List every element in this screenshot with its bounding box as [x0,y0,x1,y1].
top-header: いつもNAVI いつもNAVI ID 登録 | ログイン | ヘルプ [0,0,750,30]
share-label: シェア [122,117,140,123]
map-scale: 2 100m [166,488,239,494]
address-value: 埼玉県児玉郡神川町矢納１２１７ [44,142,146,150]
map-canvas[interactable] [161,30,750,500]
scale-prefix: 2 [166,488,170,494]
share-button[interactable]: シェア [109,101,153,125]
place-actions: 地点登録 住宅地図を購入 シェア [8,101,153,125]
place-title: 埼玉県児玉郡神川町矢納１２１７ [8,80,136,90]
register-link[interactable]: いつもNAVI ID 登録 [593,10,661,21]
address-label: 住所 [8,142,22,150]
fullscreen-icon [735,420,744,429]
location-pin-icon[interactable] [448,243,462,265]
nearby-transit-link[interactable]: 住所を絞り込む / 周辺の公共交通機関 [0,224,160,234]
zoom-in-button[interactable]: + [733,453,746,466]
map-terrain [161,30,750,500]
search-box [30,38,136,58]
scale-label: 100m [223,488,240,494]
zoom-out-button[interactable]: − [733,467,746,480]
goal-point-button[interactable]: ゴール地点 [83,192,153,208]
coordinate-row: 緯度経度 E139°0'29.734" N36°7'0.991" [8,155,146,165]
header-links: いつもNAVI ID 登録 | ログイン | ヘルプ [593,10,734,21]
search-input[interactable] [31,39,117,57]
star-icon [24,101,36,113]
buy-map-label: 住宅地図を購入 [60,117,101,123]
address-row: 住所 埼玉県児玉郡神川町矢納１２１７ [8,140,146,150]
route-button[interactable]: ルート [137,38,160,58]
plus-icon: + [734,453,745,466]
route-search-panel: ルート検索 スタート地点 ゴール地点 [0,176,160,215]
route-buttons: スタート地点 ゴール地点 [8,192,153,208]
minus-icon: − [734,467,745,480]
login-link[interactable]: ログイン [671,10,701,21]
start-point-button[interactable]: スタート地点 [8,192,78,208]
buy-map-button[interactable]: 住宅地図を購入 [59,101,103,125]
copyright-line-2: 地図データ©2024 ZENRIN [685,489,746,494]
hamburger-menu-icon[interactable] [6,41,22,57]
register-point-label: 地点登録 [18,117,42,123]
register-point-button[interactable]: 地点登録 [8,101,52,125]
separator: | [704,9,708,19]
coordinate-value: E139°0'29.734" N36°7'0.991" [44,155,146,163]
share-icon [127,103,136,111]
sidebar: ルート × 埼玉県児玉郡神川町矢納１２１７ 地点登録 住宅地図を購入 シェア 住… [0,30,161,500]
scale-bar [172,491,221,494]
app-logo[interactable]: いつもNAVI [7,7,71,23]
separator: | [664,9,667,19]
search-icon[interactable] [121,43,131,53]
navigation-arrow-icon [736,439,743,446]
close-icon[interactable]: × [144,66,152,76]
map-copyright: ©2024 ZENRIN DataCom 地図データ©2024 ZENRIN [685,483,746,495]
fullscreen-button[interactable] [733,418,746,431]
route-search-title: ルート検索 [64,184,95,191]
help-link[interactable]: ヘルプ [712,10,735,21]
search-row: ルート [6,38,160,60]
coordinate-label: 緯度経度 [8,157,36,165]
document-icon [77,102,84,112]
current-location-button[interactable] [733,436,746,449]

══════════

- **WHAT IS BEING ASKED**: Reproduce the listing above line for line, keeping every character and number unchanged.

- **EXERCISE OUTPUT**:
List every element in this screenshot with its bounding box as [x0,y0,x1,y1].
top-header: いつもNAVI いつもNAVI ID 登録 | ログイン | ヘルプ [0,0,750,30]
share-label: シェア [122,117,140,123]
map-scale: 2 100m [166,488,239,494]
address-value: 埼玉県児玉郡神川町矢納１２１７ [44,142,146,150]
map-canvas[interactable] [161,30,750,500]
scale-prefix: 2 [166,488,170,494]
share-button[interactable]: シェア [109,101,153,125]
place-actions: 地点登録 住宅地図を購入 シェア [8,101,153,125]
place-title: 埼玉県児玉郡神川町矢納１２１７ [8,80,136,90]
register-link[interactable]: いつもNAVI ID 登録 [593,10,661,21]
address-label: 住所 [8,142,22,150]
fullscreen-icon [735,420,744,429]
location-pin-icon[interactable] [448,243,462,265]
nearby-transit-link[interactable]: 住所を絞り込む / 周辺の公共交通機関 [0,224,160,234]
zoom-in-button[interactable]: + [733,453,746,466]
map-terrain [161,30,750,500]
search-box [30,38,136,58]
scale-label: 100m [223,488,240,494]
zoom-out-button[interactable]: − [733,467,746,480]
goal-point-button[interactable]: ゴール地点 [83,192,153,208]
coordinate-row: 緯度経度 E139°0'29.734" N36°7'0.991" [8,155,146,165]
header-links: いつもNAVI ID 登録 | ログイン | ヘルプ [593,10,734,21]
search-input[interactable] [31,39,117,57]
star-icon [24,101,36,113]
buy-map-label: 住宅地図を購入 [60,117,101,123]
address-row: 住所 埼玉県児玉郡神川町矢納１２１７ [8,140,146,150]
route-button[interactable]: ルート [137,38,160,58]
plus-icon: + [734,453,745,466]
route-search-panel: ルート検索 スタート地点 ゴール地点 [0,176,160,215]
route-buttons: スタート地点 ゴール地点 [8,192,153,208]
minus-icon: − [734,467,745,480]
login-link[interactable]: ログイン [671,10,701,21]
start-point-button[interactable]: スタート地点 [8,192,78,208]
buy-map-button[interactable]: 住宅地図を購入 [59,101,103,125]
copyright-line-2: 地図データ©2024 ZENRIN [685,489,746,494]
hamburger-menu-icon[interactable] [6,41,22,57]
register-point-label: 地点登録 [18,117,42,123]
register-point-button[interactable]: 地点登録 [8,101,52,125]
separator: | [704,9,708,19]
coordinate-value: E139°0'29.734" N36°7'0.991" [44,155,146,163]
share-icon [127,103,136,111]
sidebar: ルート × 埼玉県児玉郡神川町矢納１２１７ 地点登録 住宅地図を購入 シェア 住… [0,30,161,500]
scale-bar [172,491,221,494]
app-logo[interactable]: いつもNAVI [7,7,71,23]
separator: | [664,9,667,19]
search-icon[interactable] [121,43,131,53]
navigation-arrow-icon [736,439,743,446]
close-icon[interactable]: × [144,66,152,76]
map-copyright: ©2024 ZENRIN DataCom 地図データ©2024 ZENRIN [685,483,746,495]
fullscreen-button[interactable] [733,418,746,431]
route-search-title: ルート検索 [64,184,95,191]
help-link[interactable]: ヘルプ [712,10,735,21]
search-row: ルート [6,38,160,60]
coordinate-label: 緯度経度 [8,157,36,165]
document-icon [77,102,84,112]
current-location-button[interactable] [733,436,746,449]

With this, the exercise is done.